WHAT THE TASK ASKS.
Count how many lines in the material below hold the word "professor"; the reply is that number alone.
+---+
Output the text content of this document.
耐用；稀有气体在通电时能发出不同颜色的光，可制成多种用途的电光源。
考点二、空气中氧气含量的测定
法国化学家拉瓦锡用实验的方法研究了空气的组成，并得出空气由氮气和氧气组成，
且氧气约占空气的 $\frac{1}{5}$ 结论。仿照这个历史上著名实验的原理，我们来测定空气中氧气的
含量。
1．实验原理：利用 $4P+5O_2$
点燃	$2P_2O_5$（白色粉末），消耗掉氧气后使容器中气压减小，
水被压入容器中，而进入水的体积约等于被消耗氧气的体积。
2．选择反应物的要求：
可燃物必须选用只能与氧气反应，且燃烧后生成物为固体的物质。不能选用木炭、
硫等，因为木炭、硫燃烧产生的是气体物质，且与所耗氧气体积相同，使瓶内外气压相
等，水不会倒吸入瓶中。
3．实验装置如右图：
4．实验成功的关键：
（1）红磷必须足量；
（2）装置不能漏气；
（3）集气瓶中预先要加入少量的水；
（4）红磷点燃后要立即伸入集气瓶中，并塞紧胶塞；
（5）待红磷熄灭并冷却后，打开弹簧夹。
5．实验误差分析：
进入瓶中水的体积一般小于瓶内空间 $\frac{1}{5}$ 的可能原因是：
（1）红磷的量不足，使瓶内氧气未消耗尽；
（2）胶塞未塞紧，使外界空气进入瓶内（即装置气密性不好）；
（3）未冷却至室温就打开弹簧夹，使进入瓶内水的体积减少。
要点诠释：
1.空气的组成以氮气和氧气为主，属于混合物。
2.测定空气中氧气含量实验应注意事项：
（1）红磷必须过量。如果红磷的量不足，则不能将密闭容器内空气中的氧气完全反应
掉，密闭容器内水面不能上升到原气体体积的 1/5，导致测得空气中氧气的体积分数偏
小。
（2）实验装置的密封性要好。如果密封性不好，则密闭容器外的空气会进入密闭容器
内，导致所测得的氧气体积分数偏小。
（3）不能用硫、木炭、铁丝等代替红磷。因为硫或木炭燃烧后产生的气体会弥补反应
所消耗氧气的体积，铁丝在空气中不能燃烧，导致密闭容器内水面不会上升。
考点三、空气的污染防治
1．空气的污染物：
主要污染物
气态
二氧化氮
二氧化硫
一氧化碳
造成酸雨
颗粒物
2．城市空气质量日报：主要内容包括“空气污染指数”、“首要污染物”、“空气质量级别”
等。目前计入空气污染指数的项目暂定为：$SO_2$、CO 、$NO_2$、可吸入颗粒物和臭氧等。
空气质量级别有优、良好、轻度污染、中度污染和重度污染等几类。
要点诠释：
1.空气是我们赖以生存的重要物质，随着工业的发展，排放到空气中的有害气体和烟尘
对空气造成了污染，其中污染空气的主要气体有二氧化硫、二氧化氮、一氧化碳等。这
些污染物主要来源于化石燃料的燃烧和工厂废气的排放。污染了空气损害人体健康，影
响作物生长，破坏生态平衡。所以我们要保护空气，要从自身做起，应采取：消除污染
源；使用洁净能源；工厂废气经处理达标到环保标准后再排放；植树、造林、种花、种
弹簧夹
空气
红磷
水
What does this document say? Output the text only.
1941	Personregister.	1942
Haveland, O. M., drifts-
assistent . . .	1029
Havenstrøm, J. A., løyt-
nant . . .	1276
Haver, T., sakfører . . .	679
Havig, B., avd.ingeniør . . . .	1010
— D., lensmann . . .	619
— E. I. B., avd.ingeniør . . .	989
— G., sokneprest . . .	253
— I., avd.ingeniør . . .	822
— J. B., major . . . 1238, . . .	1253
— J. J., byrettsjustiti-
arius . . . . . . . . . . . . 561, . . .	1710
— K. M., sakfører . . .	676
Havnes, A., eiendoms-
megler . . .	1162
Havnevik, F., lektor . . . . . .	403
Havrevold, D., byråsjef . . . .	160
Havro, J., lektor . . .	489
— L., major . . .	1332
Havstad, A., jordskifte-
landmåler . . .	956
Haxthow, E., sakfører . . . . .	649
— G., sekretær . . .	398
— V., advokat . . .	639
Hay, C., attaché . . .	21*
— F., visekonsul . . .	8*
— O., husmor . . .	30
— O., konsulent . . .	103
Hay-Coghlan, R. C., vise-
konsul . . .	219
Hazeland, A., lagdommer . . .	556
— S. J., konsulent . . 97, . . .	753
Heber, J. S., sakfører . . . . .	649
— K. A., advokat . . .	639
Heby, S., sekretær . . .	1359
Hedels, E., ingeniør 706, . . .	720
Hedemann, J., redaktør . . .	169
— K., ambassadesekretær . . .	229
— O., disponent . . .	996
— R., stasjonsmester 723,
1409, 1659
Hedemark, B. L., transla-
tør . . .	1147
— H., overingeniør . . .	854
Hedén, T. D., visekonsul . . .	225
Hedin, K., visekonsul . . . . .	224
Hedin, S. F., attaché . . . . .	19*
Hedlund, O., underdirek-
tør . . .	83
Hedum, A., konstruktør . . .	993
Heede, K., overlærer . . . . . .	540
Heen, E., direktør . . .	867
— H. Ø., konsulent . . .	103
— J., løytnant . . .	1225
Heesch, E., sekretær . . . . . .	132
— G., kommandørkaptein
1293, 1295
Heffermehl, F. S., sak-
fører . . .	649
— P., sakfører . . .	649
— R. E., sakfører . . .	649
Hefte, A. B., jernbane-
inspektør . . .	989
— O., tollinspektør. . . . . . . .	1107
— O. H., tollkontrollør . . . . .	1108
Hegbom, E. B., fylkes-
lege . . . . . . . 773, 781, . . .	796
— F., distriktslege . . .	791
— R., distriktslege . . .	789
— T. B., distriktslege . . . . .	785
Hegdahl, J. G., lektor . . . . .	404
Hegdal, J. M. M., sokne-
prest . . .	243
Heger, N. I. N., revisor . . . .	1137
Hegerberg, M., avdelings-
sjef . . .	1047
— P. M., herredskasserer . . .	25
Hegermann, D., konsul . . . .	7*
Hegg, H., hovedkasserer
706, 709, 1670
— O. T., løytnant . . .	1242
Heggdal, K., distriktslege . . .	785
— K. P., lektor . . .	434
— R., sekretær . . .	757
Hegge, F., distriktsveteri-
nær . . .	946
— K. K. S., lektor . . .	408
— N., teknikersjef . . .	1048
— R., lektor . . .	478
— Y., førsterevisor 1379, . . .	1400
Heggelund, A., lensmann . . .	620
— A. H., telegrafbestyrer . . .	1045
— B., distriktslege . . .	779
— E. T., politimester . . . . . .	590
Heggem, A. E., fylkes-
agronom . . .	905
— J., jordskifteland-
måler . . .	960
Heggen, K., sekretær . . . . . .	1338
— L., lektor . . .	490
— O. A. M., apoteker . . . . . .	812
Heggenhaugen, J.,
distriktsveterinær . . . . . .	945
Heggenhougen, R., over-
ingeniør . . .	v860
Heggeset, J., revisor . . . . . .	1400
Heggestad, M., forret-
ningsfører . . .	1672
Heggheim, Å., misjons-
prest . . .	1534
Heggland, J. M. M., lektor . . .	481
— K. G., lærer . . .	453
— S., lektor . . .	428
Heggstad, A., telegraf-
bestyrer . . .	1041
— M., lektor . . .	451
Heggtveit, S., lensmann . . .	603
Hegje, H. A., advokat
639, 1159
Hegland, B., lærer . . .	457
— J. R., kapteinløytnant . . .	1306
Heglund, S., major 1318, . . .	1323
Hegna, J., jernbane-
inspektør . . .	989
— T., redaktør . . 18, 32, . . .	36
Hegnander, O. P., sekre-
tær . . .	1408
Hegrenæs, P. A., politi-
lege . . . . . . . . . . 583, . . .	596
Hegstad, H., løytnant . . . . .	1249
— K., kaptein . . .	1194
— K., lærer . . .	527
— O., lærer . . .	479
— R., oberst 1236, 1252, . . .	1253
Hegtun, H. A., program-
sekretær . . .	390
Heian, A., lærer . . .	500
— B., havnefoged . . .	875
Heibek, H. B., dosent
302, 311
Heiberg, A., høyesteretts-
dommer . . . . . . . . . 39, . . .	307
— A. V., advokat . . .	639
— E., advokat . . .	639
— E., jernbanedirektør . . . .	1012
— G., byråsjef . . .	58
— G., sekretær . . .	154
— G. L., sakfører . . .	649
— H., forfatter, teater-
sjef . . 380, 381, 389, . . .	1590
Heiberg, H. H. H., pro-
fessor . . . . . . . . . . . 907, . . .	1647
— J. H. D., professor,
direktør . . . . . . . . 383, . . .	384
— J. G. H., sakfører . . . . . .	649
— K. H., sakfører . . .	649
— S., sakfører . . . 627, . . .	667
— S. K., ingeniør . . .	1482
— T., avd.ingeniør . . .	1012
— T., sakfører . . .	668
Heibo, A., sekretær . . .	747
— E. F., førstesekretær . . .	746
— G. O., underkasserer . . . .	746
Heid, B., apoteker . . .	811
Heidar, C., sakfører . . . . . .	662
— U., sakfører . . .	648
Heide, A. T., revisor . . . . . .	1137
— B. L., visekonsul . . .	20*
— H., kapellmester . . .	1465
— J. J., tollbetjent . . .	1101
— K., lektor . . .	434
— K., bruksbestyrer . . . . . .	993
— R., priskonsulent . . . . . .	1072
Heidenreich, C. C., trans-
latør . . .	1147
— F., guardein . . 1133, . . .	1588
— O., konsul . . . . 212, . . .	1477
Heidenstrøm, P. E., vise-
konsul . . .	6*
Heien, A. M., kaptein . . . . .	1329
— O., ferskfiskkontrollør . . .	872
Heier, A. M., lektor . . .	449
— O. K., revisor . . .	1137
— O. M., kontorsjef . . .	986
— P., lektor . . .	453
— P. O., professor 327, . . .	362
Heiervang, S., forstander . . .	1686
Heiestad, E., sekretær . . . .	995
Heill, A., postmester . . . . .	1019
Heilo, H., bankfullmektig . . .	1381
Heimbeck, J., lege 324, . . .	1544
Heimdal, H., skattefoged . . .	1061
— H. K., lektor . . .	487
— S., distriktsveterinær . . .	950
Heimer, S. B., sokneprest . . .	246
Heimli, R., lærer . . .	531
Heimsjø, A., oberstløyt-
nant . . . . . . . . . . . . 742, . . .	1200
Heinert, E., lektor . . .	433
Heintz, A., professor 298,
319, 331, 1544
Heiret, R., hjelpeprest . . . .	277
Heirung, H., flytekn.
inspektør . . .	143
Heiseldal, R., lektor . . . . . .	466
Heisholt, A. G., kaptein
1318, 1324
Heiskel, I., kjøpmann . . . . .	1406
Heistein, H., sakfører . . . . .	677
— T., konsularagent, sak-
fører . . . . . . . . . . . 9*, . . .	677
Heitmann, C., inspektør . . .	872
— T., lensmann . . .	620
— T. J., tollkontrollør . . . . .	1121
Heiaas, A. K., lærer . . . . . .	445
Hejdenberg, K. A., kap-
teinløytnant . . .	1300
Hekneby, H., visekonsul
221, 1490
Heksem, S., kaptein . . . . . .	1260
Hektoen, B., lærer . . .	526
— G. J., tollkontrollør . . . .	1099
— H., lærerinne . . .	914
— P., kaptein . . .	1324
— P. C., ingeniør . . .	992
+---+
TASK RESULT.
3